◆ Work required
Repeat every record below exactly, but leave out any pictures.

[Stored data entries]
====
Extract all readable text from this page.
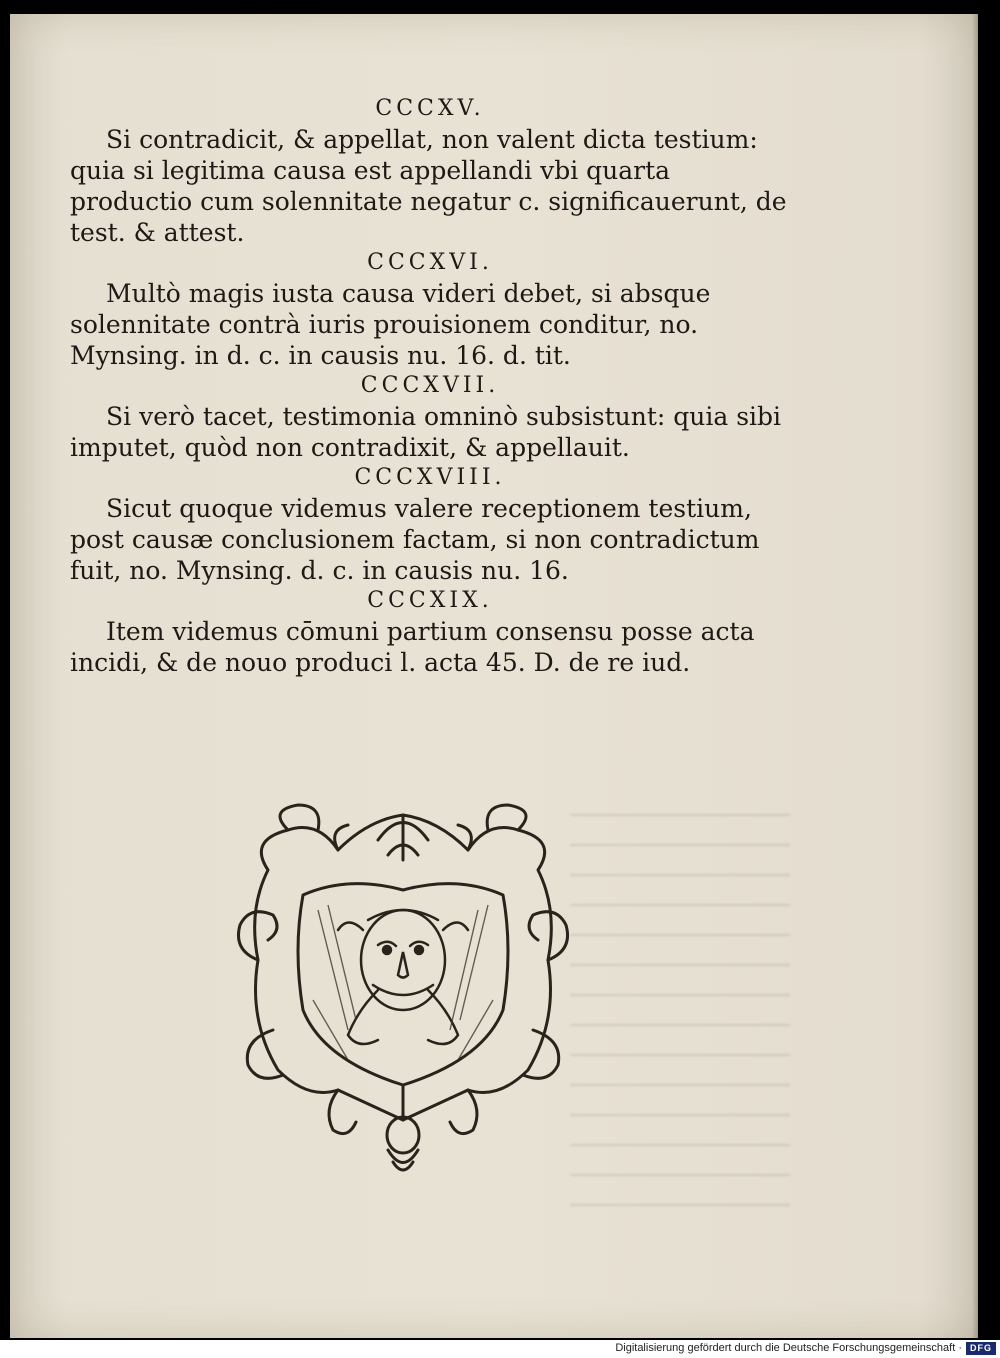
CCCXV.

Si contradicit, & appellat, non valent dicta testium: quia si legitima causa est appellandi vbi quarta productio cum solennitate negatur c. significauerunt, de test. & attest.

CCCXVI.

Multò magis iusta causa videri debet, si absque solennitate contrà iuris prouisionem conditur, no. Mynsing. in d. c. in causis nu. 16. d. tit.

CCCXVII.

Si verò tacet, testimonia omninò subsistunt: quia sibi imputet, quòd non contradixit, & appellauit.

CCCXVIII.

Sicut quoque videmus valere receptionem testium, post causæ conclusionem factam, si non contradictum fuit, no. Mynsing. d. c. in causis nu. 16.

CCCXIX.

Item videmus cōmuni partium consensu posse acta incidi, & de nouo produci l. acta 45. D. de re iud.

Digitalisierung gefördert durch die Deutsche Forschungsgemeinschaft · DFG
====
◆ Result
Extract all readable text from this page.
CCCXV.

Si contradicit, & appellat, non valent dicta testium: quia si legitima causa est appellandi vbi quarta productio cum solennitate negatur c. significauerunt, de test. & attest.

CCCXVI.

Multò magis iusta causa videri debet, si absque solennitate contrà iuris prouisionem conditur, no. Mynsing. in d. c. in causis nu. 16. d. tit.

CCCXVII.

Si verò tacet, testimonia omninò subsistunt: quia sibi imputet, quòd non contradixit, & appellauit.

CCCXVIII.

Sicut quoque videmus valere receptionem testium, post causæ conclusionem factam, si non contradictum fuit, no. Mynsing. d. c. in causis nu. 16.

CCCXIX.

Item videmus cōmuni partium consensu posse acta incidi, & de nouo produci l. acta 45. D. de re iud.

Digitalisierung gefördert durch die Deutsche Forschungsgemeinschaft · DFG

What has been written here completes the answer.